_What is being asked_
Copy out the listing in full, exactly as written, but not its pictures.

───── Raw records ─────

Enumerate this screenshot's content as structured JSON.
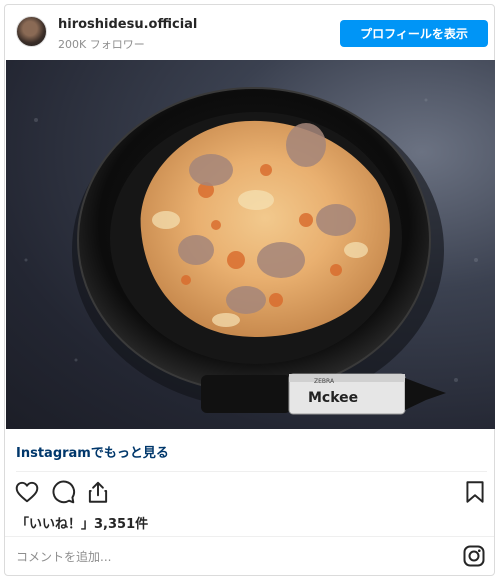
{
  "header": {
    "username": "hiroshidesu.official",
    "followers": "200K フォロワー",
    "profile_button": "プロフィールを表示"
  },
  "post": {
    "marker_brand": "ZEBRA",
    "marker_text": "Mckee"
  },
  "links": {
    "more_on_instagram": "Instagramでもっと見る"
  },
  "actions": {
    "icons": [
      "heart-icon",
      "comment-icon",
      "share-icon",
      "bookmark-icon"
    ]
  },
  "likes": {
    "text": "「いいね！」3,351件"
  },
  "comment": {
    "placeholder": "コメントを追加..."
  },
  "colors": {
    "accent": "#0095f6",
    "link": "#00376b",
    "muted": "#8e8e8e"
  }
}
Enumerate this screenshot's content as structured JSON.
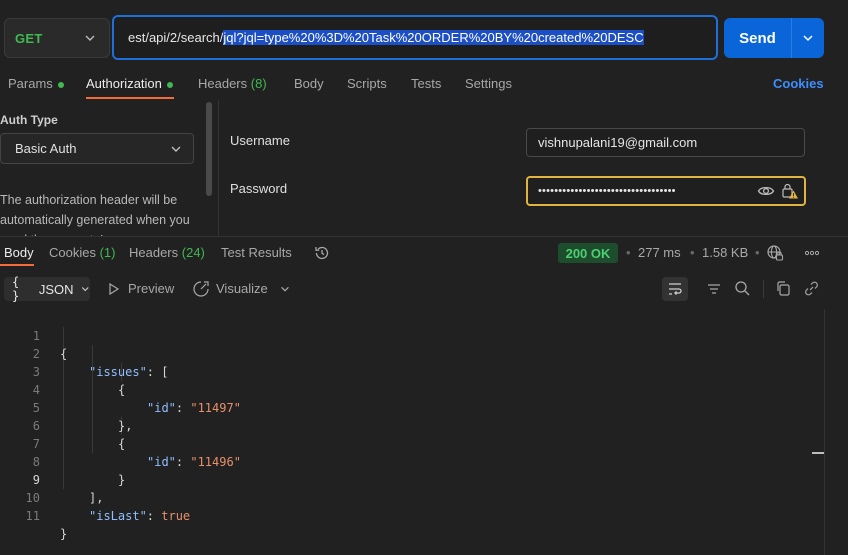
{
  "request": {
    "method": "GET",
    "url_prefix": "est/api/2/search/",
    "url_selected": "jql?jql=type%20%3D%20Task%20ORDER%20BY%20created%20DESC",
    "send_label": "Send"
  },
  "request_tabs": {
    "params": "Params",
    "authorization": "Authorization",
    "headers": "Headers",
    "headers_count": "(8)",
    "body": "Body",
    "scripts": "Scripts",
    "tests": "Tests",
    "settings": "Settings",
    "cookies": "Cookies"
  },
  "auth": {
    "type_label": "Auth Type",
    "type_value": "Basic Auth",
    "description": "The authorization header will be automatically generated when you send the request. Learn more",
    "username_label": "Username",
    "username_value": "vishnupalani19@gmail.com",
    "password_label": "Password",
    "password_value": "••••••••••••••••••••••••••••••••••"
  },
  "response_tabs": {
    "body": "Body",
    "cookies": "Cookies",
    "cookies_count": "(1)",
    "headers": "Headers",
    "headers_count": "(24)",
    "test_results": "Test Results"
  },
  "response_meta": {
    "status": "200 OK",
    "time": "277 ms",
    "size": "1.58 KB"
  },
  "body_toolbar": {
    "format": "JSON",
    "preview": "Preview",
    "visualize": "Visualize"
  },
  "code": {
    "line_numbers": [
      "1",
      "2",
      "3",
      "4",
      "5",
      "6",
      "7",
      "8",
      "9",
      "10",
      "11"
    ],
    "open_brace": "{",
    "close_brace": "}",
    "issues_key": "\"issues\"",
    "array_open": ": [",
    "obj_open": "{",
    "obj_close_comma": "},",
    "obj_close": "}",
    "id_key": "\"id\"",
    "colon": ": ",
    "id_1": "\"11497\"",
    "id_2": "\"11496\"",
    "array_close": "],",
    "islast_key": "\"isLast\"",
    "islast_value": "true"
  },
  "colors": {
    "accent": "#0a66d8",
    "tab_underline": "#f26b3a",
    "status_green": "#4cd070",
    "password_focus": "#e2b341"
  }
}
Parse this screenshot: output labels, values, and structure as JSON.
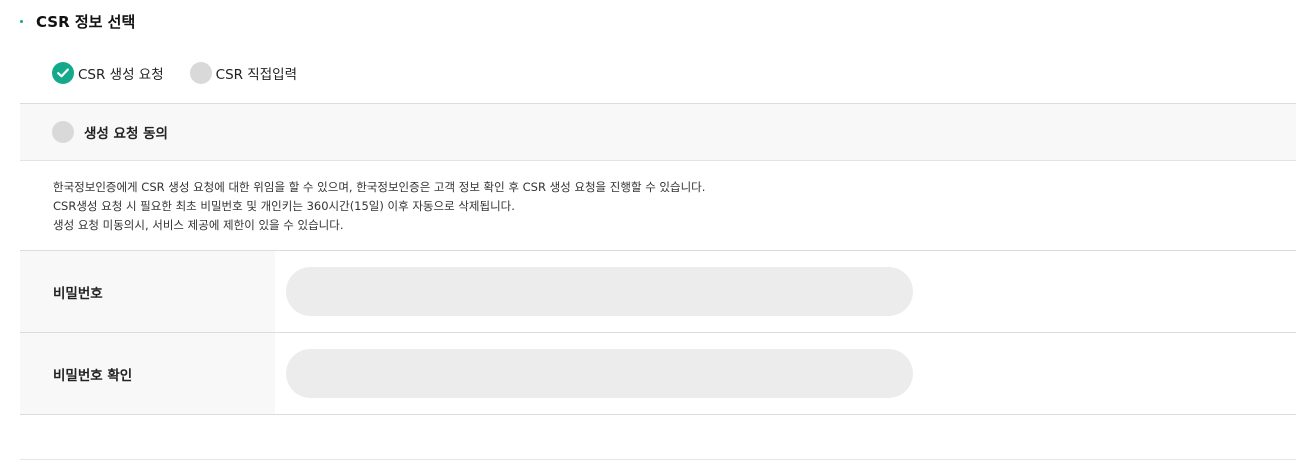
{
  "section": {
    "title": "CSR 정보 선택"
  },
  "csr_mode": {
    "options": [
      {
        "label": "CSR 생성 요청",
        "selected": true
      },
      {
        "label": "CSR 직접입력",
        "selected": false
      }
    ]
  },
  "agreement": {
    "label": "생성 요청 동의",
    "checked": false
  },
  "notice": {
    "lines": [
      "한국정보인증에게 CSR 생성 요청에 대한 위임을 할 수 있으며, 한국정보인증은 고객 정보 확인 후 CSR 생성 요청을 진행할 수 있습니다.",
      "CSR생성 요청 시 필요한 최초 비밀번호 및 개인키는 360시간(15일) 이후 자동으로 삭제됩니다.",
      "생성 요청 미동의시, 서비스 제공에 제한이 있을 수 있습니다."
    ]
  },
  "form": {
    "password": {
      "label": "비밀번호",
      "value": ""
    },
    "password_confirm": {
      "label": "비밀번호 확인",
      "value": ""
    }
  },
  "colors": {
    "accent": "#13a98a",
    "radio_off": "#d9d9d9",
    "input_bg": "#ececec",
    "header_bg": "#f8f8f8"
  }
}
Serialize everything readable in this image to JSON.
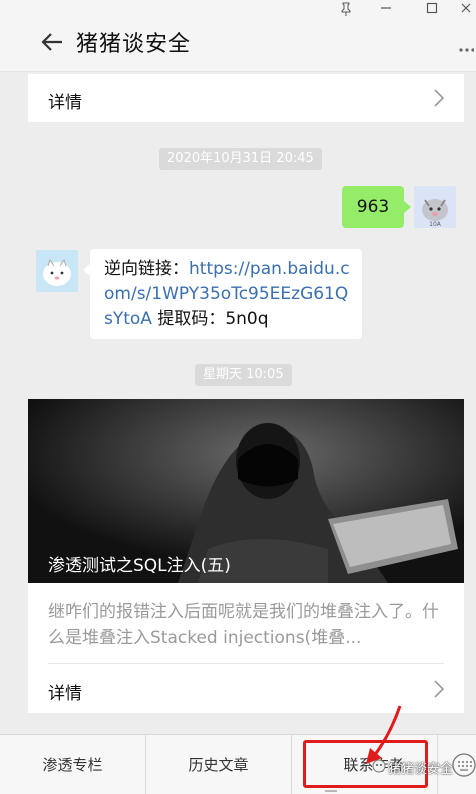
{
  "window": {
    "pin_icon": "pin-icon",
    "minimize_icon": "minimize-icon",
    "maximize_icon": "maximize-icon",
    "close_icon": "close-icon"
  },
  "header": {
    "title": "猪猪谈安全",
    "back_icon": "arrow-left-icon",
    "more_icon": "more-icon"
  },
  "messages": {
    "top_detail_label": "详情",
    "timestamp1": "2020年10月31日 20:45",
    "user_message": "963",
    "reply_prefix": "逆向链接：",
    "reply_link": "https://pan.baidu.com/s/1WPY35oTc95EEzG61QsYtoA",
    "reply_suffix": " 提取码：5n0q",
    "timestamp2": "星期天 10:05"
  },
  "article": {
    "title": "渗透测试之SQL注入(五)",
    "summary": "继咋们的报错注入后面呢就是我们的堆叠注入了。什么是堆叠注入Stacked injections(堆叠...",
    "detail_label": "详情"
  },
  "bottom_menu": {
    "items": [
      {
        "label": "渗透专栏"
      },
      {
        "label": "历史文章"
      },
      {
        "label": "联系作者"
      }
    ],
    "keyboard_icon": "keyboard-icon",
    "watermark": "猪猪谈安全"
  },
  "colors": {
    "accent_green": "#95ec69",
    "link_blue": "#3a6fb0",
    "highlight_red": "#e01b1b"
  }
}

─────

_Result for this exercise_
Enumerate this screenshot's content as structured JSON.
{
  "header": {
    "username": "hiroshidesu.official",
    "followers": "200K フォロワー",
    "profile_button": "プロフィールを表示"
  },
  "post": {
    "marker_brand": "ZEBRA",
    "marker_text": "Mckee"
  },
  "links": {
    "more_on_instagram": "Instagramでもっと見る"
  },
  "actions": {
    "icons": [
      "heart-icon",
      "comment-icon",
      "share-icon",
      "bookmark-icon"
    ]
  },
  "likes": {
    "text": "「いいね！」3,351件"
  },
  "comment": {
    "placeholder": "コメントを追加..."
  },
  "colors": {
    "accent": "#0095f6",
    "link": "#00376b",
    "muted": "#8e8e8e"
  }
}
Enumerate this screenshot's content as structured JSON.
{
  "request": {
    "method": "GET",
    "url_prefix": "est/api/2/search/",
    "url_selected": "jql?jql=type%20%3D%20Task%20ORDER%20BY%20created%20DESC",
    "send_label": "Send"
  },
  "request_tabs": {
    "params": "Params",
    "authorization": "Authorization",
    "headers": "Headers",
    "headers_count": "(8)",
    "body": "Body",
    "scripts": "Scripts",
    "tests": "Tests",
    "settings": "Settings",
    "cookies": "Cookies"
  },
  "auth": {
    "type_label": "Auth Type",
    "type_value": "Basic Auth",
    "description": "The authorization header will be automatically generated when you send the request. Learn more",
    "username_label": "Username",
    "username_value": "vishnupalani19@gmail.com",
    "password_label": "Password",
    "password_value": "••••••••••••••••••••••••••••••••••"
  },
  "response_tabs": {
    "body": "Body",
    "cookies": "Cookies",
    "cookies_count": "(1)",
    "headers": "Headers",
    "headers_count": "(24)",
    "test_results": "Test Results"
  },
  "response_meta": {
    "status": "200 OK",
    "time": "277 ms",
    "size": "1.58 KB"
  },
  "body_toolbar": {
    "format": "JSON",
    "preview": "Preview",
    "visualize": "Visualize"
  },
  "code": {
    "line_numbers": [
      "1",
      "2",
      "3",
      "4",
      "5",
      "6",
      "7",
      "8",
      "9",
      "10",
      "11"
    ],
    "open_brace": "{",
    "close_brace": "}",
    "issues_key": "\"issues\"",
    "array_open": ": [",
    "obj_open": "{",
    "obj_close_comma": "},",
    "obj_close": "}",
    "id_key": "\"id\"",
    "colon": ": ",
    "id_1": "\"11497\"",
    "id_2": "\"11496\"",
    "array_close": "],",
    "islast_key": "\"isLast\"",
    "islast_value": "true"
  },
  "colors": {
    "accent": "#0a66d8",
    "tab_underline": "#f26b3a",
    "status_green": "#4cd070",
    "password_focus": "#e2b341"
  }
}
Parse this screenshot: output labels, values, and structure as JSON.
{
  "section": {
    "title": "CSR 정보 선택"
  },
  "csr_mode": {
    "options": [
      {
        "label": "CSR 생성 요청",
        "selected": true
      },
      {
        "label": "CSR 직접입력",
        "selected": false
      }
    ]
  },
  "agreement": {
    "label": "생성 요청 동의",
    "checked": false
  },
  "notice": {
    "lines": [
      "한국정보인증에게 CSR 생성 요청에 대한 위임을 할 수 있으며, 한국정보인증은 고객 정보 확인 후 CSR 생성 요청을 진행할 수 있습니다.",
      "CSR생성 요청 시 필요한 최초 비밀번호 및 개인키는 360시간(15일) 이후 자동으로 삭제됩니다.",
      "생성 요청 미동의시, 서비스 제공에 제한이 있을 수 있습니다."
    ]
  },
  "form": {
    "password": {
      "label": "비밀번호",
      "value": ""
    },
    "password_confirm": {
      "label": "비밀번호 확인",
      "value": ""
    }
  },
  "colors": {
    "accent": "#13a98a",
    "radio_off": "#d9d9d9",
    "input_bg": "#ececec",
    "header_bg": "#f8f8f8"
  }
}
Serialize everything readable in this image to JSON.
{
  "window": {
    "pin_icon": "pin-icon",
    "minimize_icon": "minimize-icon",
    "maximize_icon": "maximize-icon",
    "close_icon": "close-icon"
  },
  "header": {
    "title": "猪猪谈安全",
    "back_icon": "arrow-left-icon",
    "more_icon": "more-icon"
  },
  "messages": {
    "top_detail_label": "详情",
    "timestamp1": "2020年10月31日 20:45",
    "user_message": "963",
    "reply_prefix": "逆向链接：",
    "reply_link": "https://pan.baidu.com/s/1WPY35oTc95EEzG61QsYtoA",
    "reply_suffix": " 提取码：5n0q",
    "timestamp2": "星期天 10:05"
  },
  "article": {
    "title": "渗透测试之SQL注入(五)",
    "summary": "继咋们的报错注入后面呢就是我们的堆叠注入了。什么是堆叠注入Stacked injections(堆叠...",
    "detail_label": "详情"
  },
  "bottom_menu": {
    "items": [
      {
        "label": "渗透专栏"
      },
      {
        "label": "历史文章"
      },
      {
        "label": "联系作者"
      }
    ],
    "keyboard_icon": "keyboard-icon",
    "watermark": "猪猪谈安全"
  },
  "colors": {
    "accent_green": "#95ec69",
    "link_blue": "#3a6fb0",
    "highlight_red": "#e01b1b"
  }
}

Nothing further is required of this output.